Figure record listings
####
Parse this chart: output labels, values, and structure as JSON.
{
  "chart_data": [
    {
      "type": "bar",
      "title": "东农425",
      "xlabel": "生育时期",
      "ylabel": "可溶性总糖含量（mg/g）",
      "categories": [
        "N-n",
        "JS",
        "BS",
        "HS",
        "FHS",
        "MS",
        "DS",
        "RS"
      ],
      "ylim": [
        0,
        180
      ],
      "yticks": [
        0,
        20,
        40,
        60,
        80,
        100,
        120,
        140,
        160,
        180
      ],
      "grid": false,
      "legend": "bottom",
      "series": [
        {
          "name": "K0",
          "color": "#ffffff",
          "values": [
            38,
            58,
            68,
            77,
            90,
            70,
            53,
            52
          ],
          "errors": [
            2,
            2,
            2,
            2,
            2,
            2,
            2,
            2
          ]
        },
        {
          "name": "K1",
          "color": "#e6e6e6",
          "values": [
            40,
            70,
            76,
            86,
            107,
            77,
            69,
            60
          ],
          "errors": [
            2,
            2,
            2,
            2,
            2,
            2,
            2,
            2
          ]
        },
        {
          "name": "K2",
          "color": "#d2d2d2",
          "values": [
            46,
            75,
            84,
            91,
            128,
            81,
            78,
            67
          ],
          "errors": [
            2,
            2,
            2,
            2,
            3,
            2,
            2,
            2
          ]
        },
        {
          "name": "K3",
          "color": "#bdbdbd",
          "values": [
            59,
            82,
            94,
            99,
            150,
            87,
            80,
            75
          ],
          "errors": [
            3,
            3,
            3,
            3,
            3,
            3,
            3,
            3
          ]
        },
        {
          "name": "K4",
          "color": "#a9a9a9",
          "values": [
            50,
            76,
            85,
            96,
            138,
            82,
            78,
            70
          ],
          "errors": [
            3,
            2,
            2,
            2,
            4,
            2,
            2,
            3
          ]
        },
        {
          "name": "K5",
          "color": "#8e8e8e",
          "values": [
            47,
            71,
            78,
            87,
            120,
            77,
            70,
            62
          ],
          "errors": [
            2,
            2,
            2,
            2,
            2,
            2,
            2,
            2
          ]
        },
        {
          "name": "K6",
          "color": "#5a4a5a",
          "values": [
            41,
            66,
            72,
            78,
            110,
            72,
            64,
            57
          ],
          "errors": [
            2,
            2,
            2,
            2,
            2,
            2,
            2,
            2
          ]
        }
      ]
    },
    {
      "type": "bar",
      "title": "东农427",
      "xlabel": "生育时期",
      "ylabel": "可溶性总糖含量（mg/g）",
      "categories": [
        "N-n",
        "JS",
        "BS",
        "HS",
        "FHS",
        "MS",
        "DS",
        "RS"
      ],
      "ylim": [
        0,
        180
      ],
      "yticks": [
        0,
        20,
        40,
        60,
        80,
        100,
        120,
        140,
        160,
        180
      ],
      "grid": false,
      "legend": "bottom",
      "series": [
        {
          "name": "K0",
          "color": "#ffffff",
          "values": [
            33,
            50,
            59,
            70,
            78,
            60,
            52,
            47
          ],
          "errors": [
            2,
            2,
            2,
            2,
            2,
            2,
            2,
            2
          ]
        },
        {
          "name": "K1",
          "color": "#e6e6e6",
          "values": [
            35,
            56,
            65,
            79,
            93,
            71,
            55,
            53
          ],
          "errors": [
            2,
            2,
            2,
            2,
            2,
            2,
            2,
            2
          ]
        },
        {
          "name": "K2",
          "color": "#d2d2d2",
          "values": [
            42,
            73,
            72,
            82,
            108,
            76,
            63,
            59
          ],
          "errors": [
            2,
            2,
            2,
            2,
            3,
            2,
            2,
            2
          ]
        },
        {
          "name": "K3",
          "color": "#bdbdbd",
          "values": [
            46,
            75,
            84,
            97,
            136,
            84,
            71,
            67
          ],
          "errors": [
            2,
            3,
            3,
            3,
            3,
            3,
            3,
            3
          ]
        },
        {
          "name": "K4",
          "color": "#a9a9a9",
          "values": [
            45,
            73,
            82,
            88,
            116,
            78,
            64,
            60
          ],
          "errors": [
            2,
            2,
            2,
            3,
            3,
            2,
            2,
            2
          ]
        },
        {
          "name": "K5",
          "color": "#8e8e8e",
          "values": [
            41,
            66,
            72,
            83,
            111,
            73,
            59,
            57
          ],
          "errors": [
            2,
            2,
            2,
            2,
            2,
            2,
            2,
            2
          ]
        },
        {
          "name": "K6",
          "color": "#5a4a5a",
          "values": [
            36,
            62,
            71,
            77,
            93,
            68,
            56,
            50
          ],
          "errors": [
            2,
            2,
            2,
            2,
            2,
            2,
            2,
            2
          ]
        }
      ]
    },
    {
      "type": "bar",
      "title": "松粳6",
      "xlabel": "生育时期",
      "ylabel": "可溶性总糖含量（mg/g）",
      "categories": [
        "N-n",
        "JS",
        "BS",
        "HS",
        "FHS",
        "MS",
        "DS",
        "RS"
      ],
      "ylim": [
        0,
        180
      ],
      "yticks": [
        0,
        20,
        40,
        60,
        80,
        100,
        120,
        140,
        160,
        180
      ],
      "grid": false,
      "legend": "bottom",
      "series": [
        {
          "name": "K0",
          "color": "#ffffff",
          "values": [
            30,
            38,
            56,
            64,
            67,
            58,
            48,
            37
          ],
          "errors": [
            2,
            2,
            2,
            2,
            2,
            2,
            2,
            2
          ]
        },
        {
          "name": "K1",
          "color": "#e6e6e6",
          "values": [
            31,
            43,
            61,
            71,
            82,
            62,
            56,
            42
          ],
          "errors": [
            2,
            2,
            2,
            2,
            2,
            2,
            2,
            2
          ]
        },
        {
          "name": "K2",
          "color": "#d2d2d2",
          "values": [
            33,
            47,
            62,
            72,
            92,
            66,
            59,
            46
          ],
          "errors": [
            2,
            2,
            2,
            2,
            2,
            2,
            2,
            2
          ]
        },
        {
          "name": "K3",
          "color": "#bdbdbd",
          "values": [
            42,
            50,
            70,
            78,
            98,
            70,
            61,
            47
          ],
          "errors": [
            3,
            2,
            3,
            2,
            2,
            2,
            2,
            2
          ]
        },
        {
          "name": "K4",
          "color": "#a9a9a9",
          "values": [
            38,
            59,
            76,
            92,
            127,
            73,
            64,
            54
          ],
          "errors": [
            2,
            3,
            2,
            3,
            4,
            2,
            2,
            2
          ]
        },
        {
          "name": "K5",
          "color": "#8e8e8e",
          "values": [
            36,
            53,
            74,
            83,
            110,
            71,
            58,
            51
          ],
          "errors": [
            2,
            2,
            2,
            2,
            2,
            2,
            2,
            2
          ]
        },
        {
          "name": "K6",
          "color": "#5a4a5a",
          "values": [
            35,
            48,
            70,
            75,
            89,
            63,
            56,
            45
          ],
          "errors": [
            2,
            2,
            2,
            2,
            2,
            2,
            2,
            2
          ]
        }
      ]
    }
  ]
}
####
Print every entry exactly as it appears.

ANSWER TO THE TASK>
Parse this chart: output labels, values, and structure as JSON.
{
  "chart_data": [
    {
      "type": "bar",
      "title": "东农425",
      "xlabel": "生育时期",
      "ylabel": "可溶性总糖含量（mg/g）",
      "categories": [
        "N-n",
        "JS",
        "BS",
        "HS",
        "FHS",
        "MS",
        "DS",
        "RS"
      ],
      "ylim": [
        0,
        180
      ],
      "yticks": [
        0,
        20,
        40,
        60,
        80,
        100,
        120,
        140,
        160,
        180
      ],
      "grid": false,
      "legend": "bottom",
      "series": [
        {
          "name": "K0",
          "color": "#ffffff",
          "values": [
            38,
            58,
            68,
            77,
            90,
            70,
            53,
            52
          ],
          "errors": [
            2,
            2,
            2,
            2,
            2,
            2,
            2,
            2
          ]
        },
        {
          "name": "K1",
          "color": "#e6e6e6",
          "values": [
            40,
            70,
            76,
            86,
            107,
            77,
            69,
            60
          ],
          "errors": [
            2,
            2,
            2,
            2,
            2,
            2,
            2,
            2
          ]
        },
        {
          "name": "K2",
          "color": "#d2d2d2",
          "values": [
            46,
            75,
            84,
            91,
            128,
            81,
            78,
            67
          ],
          "errors": [
            2,
            2,
            2,
            2,
            3,
            2,
            2,
            2
          ]
        },
        {
          "name": "K3",
          "color": "#bdbdbd",
          "values": [
            59,
            82,
            94,
            99,
            150,
            87,
            80,
            75
          ],
          "errors": [
            3,
            3,
            3,
            3,
            3,
            3,
            3,
            3
          ]
        },
        {
          "name": "K4",
          "color": "#a9a9a9",
          "values": [
            50,
            76,
            85,
            96,
            138,
            82,
            78,
            70
          ],
          "errors": [
            3,
            2,
            2,
            2,
            4,
            2,
            2,
            3
          ]
        },
        {
          "name": "K5",
          "color": "#8e8e8e",
          "values": [
            47,
            71,
            78,
            87,
            120,
            77,
            70,
            62
          ],
          "errors": [
            2,
            2,
            2,
            2,
            2,
            2,
            2,
            2
          ]
        },
        {
          "name": "K6",
          "color": "#5a4a5a",
          "values": [
            41,
            66,
            72,
            78,
            110,
            72,
            64,
            57
          ],
          "errors": [
            2,
            2,
            2,
            2,
            2,
            2,
            2,
            2
          ]
        }
      ]
    },
    {
      "type": "bar",
      "title": "东农427",
      "xlabel": "生育时期",
      "ylabel": "可溶性总糖含量（mg/g）",
      "categories": [
        "N-n",
        "JS",
        "BS",
        "HS",
        "FHS",
        "MS",
        "DS",
        "RS"
      ],
      "ylim": [
        0,
        180
      ],
      "yticks": [
        0,
        20,
        40,
        60,
        80,
        100,
        120,
        140,
        160,
        180
      ],
      "grid": false,
      "legend": "bottom",
      "series": [
        {
          "name": "K0",
          "color": "#ffffff",
          "values": [
            33,
            50,
            59,
            70,
            78,
            60,
            52,
            47
          ],
          "errors": [
            2,
            2,
            2,
            2,
            2,
            2,
            2,
            2
          ]
        },
        {
          "name": "K1",
          "color": "#e6e6e6",
          "values": [
            35,
            56,
            65,
            79,
            93,
            71,
            55,
            53
          ],
          "errors": [
            2,
            2,
            2,
            2,
            2,
            2,
            2,
            2
          ]
        },
        {
          "name": "K2",
          "color": "#d2d2d2",
          "values": [
            42,
            73,
            72,
            82,
            108,
            76,
            63,
            59
          ],
          "errors": [
            2,
            2,
            2,
            2,
            3,
            2,
            2,
            2
          ]
        },
        {
          "name": "K3",
          "color": "#bdbdbd",
          "values": [
            46,
            75,
            84,
            97,
            136,
            84,
            71,
            67
          ],
          "errors": [
            2,
            3,
            3,
            3,
            3,
            3,
            3,
            3
          ]
        },
        {
          "name": "K4",
          "color": "#a9a9a9",
          "values": [
            45,
            73,
            82,
            88,
            116,
            78,
            64,
            60
          ],
          "errors": [
            2,
            2,
            2,
            3,
            3,
            2,
            2,
            2
          ]
        },
        {
          "name": "K5",
          "color": "#8e8e8e",
          "values": [
            41,
            66,
            72,
            83,
            111,
            73,
            59,
            57
          ],
          "errors": [
            2,
            2,
            2,
            2,
            2,
            2,
            2,
            2
          ]
        },
        {
          "name": "K6",
          "color": "#5a4a5a",
          "values": [
            36,
            62,
            71,
            77,
            93,
            68,
            56,
            50
          ],
          "errors": [
            2,
            2,
            2,
            2,
            2,
            2,
            2,
            2
          ]
        }
      ]
    },
    {
      "type": "bar",
      "title": "松粳6",
      "xlabel": "生育时期",
      "ylabel": "可溶性总糖含量（mg/g）",
      "categories": [
        "N-n",
        "JS",
        "BS",
        "HS",
        "FHS",
        "MS",
        "DS",
        "RS"
      ],
      "ylim": [
        0,
        180
      ],
      "yticks": [
        0,
        20,
        40,
        60,
        80,
        100,
        120,
        140,
        160,
        180
      ],
      "grid": false,
      "legend": "bottom",
      "series": [
        {
          "name": "K0",
          "color": "#ffffff",
          "values": [
            30,
            38,
            56,
            64,
            67,
            58,
            48,
            37
          ],
          "errors": [
            2,
            2,
            2,
            2,
            2,
            2,
            2,
            2
          ]
        },
        {
          "name": "K1",
          "color": "#e6e6e6",
          "values": [
            31,
            43,
            61,
            71,
            82,
            62,
            56,
            42
          ],
          "errors": [
            2,
            2,
            2,
            2,
            2,
            2,
            2,
            2
          ]
        },
        {
          "name": "K2",
          "color": "#d2d2d2",
          "values": [
            33,
            47,
            62,
            72,
            92,
            66,
            59,
            46
          ],
          "errors": [
            2,
            2,
            2,
            2,
            2,
            2,
            2,
            2
          ]
        },
        {
          "name": "K3",
          "color": "#bdbdbd",
          "values": [
            42,
            50,
            70,
            78,
            98,
            70,
            61,
            47
          ],
          "errors": [
            3,
            2,
            3,
            2,
            2,
            2,
            2,
            2
          ]
        },
        {
          "name": "K4",
          "color": "#a9a9a9",
          "values": [
            38,
            59,
            76,
            92,
            127,
            73,
            64,
            54
          ],
          "errors": [
            2,
            3,
            2,
            3,
            4,
            2,
            2,
            2
          ]
        },
        {
          "name": "K5",
          "color": "#8e8e8e",
          "values": [
            36,
            53,
            74,
            83,
            110,
            71,
            58,
            51
          ],
          "errors": [
            2,
            2,
            2,
            2,
            2,
            2,
            2,
            2
          ]
        },
        {
          "name": "K6",
          "color": "#5a4a5a",
          "values": [
            35,
            48,
            70,
            75,
            89,
            63,
            56,
            45
          ],
          "errors": [
            2,
            2,
            2,
            2,
            2,
            2,
            2,
            2
          ]
        }
      ]
    }
  ]
}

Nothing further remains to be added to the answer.